[Items listed in a dataset]
#####

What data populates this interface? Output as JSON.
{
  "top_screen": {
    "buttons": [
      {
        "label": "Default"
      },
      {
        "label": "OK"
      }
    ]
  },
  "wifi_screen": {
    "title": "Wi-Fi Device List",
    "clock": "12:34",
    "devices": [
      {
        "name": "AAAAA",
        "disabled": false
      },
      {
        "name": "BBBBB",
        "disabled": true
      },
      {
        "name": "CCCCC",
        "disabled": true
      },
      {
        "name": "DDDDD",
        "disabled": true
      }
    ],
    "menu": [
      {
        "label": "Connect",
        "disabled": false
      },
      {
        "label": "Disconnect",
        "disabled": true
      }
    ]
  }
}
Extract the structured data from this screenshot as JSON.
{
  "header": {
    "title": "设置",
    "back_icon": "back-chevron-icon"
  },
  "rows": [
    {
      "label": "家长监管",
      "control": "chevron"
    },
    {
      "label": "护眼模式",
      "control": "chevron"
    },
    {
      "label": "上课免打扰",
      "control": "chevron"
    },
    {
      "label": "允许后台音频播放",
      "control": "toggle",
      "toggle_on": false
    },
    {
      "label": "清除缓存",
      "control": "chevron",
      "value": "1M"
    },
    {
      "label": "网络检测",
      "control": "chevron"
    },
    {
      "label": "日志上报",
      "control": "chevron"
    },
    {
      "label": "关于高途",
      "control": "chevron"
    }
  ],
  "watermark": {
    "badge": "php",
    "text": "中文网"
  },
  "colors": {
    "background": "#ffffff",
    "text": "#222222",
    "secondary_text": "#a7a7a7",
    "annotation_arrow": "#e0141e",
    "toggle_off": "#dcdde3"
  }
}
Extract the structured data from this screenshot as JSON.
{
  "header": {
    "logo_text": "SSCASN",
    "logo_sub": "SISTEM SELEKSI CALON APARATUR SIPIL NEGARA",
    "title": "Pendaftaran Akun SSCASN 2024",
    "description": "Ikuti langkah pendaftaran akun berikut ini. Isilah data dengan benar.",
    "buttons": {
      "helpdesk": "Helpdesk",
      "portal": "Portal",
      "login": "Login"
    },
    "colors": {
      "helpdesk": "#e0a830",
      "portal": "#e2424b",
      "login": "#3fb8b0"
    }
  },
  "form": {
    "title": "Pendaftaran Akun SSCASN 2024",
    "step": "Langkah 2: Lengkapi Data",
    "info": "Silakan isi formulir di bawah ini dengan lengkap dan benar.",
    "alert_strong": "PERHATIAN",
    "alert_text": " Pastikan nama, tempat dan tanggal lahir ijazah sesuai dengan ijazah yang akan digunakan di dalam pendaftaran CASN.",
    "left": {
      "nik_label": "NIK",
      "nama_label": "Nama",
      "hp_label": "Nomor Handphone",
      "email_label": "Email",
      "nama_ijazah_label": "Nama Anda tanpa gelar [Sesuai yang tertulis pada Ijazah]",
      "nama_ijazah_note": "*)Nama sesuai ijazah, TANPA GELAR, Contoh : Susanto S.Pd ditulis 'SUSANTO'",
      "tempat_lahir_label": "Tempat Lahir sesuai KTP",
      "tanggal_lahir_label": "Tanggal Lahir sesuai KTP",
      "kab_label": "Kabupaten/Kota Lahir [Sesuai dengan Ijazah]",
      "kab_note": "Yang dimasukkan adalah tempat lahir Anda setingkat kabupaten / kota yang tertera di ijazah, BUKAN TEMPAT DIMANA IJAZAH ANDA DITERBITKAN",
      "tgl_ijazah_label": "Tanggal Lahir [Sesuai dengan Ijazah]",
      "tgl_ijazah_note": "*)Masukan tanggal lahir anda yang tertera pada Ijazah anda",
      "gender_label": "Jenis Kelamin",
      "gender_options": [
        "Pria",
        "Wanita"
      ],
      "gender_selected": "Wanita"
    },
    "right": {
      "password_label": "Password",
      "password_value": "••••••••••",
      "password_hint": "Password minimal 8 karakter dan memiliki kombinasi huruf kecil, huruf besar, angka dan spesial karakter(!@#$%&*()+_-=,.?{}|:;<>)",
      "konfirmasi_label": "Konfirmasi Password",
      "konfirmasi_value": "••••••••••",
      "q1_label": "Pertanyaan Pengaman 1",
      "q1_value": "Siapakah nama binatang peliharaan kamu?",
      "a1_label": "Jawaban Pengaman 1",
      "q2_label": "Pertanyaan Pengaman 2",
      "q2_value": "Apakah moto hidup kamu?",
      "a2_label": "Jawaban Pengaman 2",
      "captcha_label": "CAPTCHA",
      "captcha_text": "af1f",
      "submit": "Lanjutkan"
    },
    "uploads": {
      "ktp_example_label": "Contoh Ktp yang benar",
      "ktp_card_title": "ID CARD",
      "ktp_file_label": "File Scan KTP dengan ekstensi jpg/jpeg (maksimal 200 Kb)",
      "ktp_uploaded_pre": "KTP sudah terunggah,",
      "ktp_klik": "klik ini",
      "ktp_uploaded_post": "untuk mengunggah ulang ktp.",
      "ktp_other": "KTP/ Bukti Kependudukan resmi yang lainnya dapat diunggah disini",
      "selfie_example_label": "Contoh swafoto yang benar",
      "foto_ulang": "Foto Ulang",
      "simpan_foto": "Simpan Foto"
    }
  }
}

#####

> _Exercise requirements_
Copy all the entries verbatim.

> _Exercise answer_
What data populates this interface? Output as JSON.
{
  "top_screen": {
    "buttons": [
      {
        "label": "Default"
      },
      {
        "label": "OK"
      }
    ]
  },
  "wifi_screen": {
    "title": "Wi-Fi Device List",
    "clock": "12:34",
    "devices": [
      {
        "name": "AAAAA",
        "disabled": false
      },
      {
        "name": "BBBBB",
        "disabled": true
      },
      {
        "name": "CCCCC",
        "disabled": true
      },
      {
        "name": "DDDDD",
        "disabled": true
      }
    ],
    "menu": [
      {
        "label": "Connect",
        "disabled": false
      },
      {
        "label": "Disconnect",
        "disabled": true
      }
    ]
  }
}
Extract the structured data from this screenshot as JSON.
{
  "header": {
    "title": "设置",
    "back_icon": "back-chevron-icon"
  },
  "rows": [
    {
      "label": "家长监管",
      "control": "chevron"
    },
    {
      "label": "护眼模式",
      "control": "chevron"
    },
    {
      "label": "上课免打扰",
      "control": "chevron"
    },
    {
      "label": "允许后台音频播放",
      "control": "toggle",
      "toggle_on": false
    },
    {
      "label": "清除缓存",
      "control": "chevron",
      "value": "1M"
    },
    {
      "label": "网络检测",
      "control": "chevron"
    },
    {
      "label": "日志上报",
      "control": "chevron"
    },
    {
      "label": "关于高途",
      "control": "chevron"
    }
  ],
  "watermark": {
    "badge": "php",
    "text": "中文网"
  },
  "colors": {
    "background": "#ffffff",
    "text": "#222222",
    "secondary_text": "#a7a7a7",
    "annotation_arrow": "#e0141e",
    "toggle_off": "#dcdde3"
  }
}
Extract the structured data from this screenshot as JSON.
{
  "header": {
    "logo_text": "SSCASN",
    "logo_sub": "SISTEM SELEKSI CALON APARATUR SIPIL NEGARA",
    "title": "Pendaftaran Akun SSCASN 2024",
    "description": "Ikuti langkah pendaftaran akun berikut ini. Isilah data dengan benar.",
    "buttons": {
      "helpdesk": "Helpdesk",
      "portal": "Portal",
      "login": "Login"
    },
    "colors": {
      "helpdesk": "#e0a830",
      "portal": "#e2424b",
      "login": "#3fb8b0"
    }
  },
  "form": {
    "title": "Pendaftaran Akun SSCASN 2024",
    "step": "Langkah 2: Lengkapi Data",
    "info": "Silakan isi formulir di bawah ini dengan lengkap dan benar.",
    "alert_strong": "PERHATIAN",
    "alert_text": " Pastikan nama, tempat dan tanggal lahir ijazah sesuai dengan ijazah yang akan digunakan di dalam pendaftaran CASN.",
    "left": {
      "nik_label": "NIK",
      "nama_label": "Nama",
      "hp_label": "Nomor Handphone",
      "email_label": "Email",
      "nama_ijazah_label": "Nama Anda tanpa gelar [Sesuai yang tertulis pada Ijazah]",
      "nama_ijazah_note": "*)Nama sesuai ijazah, TANPA GELAR, Contoh : Susanto S.Pd ditulis 'SUSANTO'",
      "tempat_lahir_label": "Tempat Lahir sesuai KTP",
      "tanggal_lahir_label": "Tanggal Lahir sesuai KTP",
      "kab_label": "Kabupaten/Kota Lahir [Sesuai dengan Ijazah]",
      "kab_note": "Yang dimasukkan adalah tempat lahir Anda setingkat kabupaten / kota yang tertera di ijazah, BUKAN TEMPAT DIMANA IJAZAH ANDA DITERBITKAN",
      "tgl_ijazah_label": "Tanggal Lahir [Sesuai dengan Ijazah]",
      "tgl_ijazah_note": "*)Masukan tanggal lahir anda yang tertera pada Ijazah anda",
      "gender_label": "Jenis Kelamin",
      "gender_options": [
        "Pria",
        "Wanita"
      ],
      "gender_selected": "Wanita"
    },
    "right": {
      "password_label": "Password",
      "password_value": "••••••••••",
      "password_hint": "Password minimal 8 karakter dan memiliki kombinasi huruf kecil, huruf besar, angka dan spesial karakter(!@#$%&*()+_-=,.?{}|:;<>)",
      "konfirmasi_label": "Konfirmasi Password",
      "konfirmasi_value": "••••••••••",
      "q1_label": "Pertanyaan Pengaman 1",
      "q1_value": "Siapakah nama binatang peliharaan kamu?",
      "a1_label": "Jawaban Pengaman 1",
      "q2_label": "Pertanyaan Pengaman 2",
      "q2_value": "Apakah moto hidup kamu?",
      "a2_label": "Jawaban Pengaman 2",
      "captcha_label": "CAPTCHA",
      "captcha_text": "af1f",
      "submit": "Lanjutkan"
    },
    "uploads": {
      "ktp_example_label": "Contoh Ktp yang benar",
      "ktp_card_title": "ID CARD",
      "ktp_file_label": "File Scan KTP dengan ekstensi jpg/jpeg (maksimal 200 Kb)",
      "ktp_uploaded_pre": "KTP sudah terunggah,",
      "ktp_klik": "klik ini",
      "ktp_uploaded_post": "untuk mengunggah ulang ktp.",
      "ktp_other": "KTP/ Bukti Kependudukan resmi yang lainnya dapat diunggah disini",
      "selfie_example_label": "Contoh swafoto yang benar",
      "foto_ulang": "Foto Ulang",
      "simpan_foto": "Simpan Foto"
    }
  }
}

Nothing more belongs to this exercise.